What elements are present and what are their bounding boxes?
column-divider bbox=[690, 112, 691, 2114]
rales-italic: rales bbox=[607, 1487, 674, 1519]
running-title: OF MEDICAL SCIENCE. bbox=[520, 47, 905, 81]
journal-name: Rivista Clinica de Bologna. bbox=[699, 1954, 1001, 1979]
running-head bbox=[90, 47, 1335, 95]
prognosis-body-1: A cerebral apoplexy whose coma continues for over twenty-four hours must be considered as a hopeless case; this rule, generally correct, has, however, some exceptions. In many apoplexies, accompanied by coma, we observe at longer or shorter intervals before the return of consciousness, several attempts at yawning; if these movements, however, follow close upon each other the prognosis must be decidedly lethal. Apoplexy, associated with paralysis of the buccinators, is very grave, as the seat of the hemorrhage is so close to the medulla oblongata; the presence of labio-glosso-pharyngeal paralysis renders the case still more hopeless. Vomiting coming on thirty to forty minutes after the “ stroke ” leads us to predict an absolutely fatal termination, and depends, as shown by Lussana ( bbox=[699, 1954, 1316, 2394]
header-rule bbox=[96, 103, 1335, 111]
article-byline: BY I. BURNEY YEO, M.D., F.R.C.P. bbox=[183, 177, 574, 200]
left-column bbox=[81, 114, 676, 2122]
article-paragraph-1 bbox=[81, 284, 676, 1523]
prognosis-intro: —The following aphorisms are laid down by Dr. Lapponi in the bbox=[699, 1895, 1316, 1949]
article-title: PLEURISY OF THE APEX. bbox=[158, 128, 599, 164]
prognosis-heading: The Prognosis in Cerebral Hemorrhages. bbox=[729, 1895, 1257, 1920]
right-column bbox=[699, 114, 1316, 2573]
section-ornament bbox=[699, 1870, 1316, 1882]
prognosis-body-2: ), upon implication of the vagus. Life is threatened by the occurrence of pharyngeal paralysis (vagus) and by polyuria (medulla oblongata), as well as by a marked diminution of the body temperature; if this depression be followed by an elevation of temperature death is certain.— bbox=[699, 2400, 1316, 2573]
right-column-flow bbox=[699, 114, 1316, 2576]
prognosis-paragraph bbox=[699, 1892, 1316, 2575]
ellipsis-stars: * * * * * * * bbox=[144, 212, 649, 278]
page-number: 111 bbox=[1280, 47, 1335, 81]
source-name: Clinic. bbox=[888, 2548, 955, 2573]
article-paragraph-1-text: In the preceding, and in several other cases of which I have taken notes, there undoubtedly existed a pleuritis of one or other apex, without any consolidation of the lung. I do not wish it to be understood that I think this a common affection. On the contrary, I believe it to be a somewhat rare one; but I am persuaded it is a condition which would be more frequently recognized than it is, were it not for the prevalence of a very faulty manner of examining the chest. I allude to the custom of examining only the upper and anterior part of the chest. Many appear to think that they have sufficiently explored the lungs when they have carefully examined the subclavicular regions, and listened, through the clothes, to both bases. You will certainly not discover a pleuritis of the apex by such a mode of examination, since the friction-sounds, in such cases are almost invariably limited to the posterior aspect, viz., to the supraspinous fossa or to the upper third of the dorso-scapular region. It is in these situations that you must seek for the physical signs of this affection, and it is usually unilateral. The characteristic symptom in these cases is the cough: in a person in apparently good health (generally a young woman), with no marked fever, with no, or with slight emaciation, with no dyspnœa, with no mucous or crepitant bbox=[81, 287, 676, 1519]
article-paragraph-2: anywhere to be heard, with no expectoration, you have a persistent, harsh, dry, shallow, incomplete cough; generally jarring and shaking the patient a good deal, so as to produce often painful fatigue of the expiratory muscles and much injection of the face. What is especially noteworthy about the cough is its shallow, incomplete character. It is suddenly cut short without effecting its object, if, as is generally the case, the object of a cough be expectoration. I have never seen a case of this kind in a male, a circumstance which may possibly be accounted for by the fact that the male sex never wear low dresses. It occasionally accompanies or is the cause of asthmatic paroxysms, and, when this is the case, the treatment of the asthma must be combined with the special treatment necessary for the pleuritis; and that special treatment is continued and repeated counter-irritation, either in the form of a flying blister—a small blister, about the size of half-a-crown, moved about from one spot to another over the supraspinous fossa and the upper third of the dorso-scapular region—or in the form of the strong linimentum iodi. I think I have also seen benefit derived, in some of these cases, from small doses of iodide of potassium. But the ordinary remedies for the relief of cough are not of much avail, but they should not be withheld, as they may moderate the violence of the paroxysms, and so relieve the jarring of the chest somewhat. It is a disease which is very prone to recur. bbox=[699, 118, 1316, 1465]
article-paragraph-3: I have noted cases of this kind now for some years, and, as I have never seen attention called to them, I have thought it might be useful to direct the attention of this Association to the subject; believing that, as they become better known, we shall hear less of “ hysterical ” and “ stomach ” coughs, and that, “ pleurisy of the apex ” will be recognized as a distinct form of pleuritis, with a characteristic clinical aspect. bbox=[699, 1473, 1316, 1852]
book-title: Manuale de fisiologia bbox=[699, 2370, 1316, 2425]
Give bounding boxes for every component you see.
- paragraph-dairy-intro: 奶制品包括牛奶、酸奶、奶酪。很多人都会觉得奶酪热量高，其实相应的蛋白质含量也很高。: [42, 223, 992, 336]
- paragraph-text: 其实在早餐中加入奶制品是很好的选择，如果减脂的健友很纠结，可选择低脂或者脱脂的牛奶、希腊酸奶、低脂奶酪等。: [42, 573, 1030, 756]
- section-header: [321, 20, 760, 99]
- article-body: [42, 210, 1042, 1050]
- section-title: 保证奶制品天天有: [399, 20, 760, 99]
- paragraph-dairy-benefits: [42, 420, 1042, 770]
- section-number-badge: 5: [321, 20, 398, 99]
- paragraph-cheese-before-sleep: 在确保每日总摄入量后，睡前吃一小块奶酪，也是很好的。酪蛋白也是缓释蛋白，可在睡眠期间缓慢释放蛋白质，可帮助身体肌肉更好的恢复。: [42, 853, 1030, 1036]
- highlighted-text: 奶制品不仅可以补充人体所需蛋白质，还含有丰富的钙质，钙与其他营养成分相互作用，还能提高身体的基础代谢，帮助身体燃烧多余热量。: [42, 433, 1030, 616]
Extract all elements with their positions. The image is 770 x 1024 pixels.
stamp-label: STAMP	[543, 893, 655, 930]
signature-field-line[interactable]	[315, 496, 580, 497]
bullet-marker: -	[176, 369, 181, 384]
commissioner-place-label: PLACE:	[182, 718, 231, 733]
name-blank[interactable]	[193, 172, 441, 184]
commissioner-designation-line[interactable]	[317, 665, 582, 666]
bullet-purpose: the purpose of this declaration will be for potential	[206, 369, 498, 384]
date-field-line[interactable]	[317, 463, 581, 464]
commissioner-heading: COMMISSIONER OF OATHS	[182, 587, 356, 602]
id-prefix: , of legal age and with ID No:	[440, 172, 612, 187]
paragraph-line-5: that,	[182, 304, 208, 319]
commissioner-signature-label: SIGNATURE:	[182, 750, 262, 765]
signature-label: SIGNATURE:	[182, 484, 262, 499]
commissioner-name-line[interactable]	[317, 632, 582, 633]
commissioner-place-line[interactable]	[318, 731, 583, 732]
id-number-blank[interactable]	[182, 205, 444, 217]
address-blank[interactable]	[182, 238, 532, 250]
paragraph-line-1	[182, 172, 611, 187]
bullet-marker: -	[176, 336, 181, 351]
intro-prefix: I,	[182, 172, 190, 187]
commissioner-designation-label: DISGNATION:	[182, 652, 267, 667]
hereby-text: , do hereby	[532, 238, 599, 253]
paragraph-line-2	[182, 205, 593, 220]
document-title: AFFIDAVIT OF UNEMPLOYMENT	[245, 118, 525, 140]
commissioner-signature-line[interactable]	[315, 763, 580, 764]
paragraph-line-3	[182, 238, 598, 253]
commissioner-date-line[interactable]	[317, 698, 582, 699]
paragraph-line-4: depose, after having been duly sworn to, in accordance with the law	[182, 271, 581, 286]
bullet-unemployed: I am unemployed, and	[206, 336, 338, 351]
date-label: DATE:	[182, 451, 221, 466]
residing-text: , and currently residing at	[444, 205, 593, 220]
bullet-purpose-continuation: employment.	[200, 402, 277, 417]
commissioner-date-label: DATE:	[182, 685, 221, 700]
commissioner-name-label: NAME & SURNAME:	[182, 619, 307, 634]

## Aim of the task
Which lines of the records, from the first line through the one containing "running-title: OF MEDICAL", can you put into a JSON list of strings, one string per line, with blank lines left out?

## Task output
[
  "What elements are present and what are their bounding boxes?",
  "column-divider bbox=[690, 112, 691, 2114]",
  "rales-italic: rales bbox=[607, 1487, 674, 1519]",
  "running-title: OF MEDICAL SCIENCE. bbox=[520, 47, 905, 81]"
]